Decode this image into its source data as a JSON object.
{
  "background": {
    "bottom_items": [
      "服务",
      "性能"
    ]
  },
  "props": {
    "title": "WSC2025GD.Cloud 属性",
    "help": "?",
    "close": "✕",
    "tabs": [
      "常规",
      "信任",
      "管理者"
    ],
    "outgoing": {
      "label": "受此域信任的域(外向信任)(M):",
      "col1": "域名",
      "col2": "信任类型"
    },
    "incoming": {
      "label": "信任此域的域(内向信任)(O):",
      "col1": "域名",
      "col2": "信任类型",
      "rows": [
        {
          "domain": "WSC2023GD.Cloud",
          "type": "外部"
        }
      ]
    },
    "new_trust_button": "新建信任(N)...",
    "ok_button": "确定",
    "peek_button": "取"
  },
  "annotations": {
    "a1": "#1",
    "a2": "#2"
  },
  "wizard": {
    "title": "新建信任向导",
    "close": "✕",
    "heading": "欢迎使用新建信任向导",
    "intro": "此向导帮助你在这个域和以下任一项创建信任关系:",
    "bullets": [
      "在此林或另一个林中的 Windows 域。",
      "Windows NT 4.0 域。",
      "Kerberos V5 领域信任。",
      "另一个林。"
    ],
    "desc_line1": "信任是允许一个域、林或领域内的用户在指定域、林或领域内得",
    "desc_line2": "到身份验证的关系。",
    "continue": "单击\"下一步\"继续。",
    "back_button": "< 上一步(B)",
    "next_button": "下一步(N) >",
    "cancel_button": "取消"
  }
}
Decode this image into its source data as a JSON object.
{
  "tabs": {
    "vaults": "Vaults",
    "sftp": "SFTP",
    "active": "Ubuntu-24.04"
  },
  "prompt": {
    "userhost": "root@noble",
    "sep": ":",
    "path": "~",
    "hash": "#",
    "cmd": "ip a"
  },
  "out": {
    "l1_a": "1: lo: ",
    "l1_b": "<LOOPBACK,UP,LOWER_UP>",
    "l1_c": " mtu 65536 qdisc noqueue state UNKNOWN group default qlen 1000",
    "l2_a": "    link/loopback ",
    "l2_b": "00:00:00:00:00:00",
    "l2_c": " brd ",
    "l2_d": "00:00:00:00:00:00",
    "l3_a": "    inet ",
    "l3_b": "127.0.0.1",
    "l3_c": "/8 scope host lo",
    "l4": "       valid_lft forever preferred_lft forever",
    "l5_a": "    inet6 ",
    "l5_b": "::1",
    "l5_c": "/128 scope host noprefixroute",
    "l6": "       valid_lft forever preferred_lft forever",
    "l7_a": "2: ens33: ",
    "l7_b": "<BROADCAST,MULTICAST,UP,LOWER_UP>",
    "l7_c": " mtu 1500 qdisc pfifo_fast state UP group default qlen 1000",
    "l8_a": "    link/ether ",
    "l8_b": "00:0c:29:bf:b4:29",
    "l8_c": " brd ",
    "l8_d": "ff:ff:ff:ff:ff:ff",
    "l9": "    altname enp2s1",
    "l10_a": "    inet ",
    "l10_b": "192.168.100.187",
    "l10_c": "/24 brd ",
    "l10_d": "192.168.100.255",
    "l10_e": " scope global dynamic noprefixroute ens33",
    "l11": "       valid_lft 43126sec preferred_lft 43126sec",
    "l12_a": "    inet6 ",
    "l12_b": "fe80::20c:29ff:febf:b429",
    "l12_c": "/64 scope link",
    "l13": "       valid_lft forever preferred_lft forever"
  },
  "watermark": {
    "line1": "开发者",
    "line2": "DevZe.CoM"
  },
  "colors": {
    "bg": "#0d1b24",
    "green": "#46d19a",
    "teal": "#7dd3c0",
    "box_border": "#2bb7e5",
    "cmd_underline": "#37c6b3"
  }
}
********
Every line that holds the word "noprefixroute" should be extracted.

(Result of this task):
    "l5_c": "/128 scope host noprefixroute",
    "l10_e": " scope global dynamic noprefixroute ens33",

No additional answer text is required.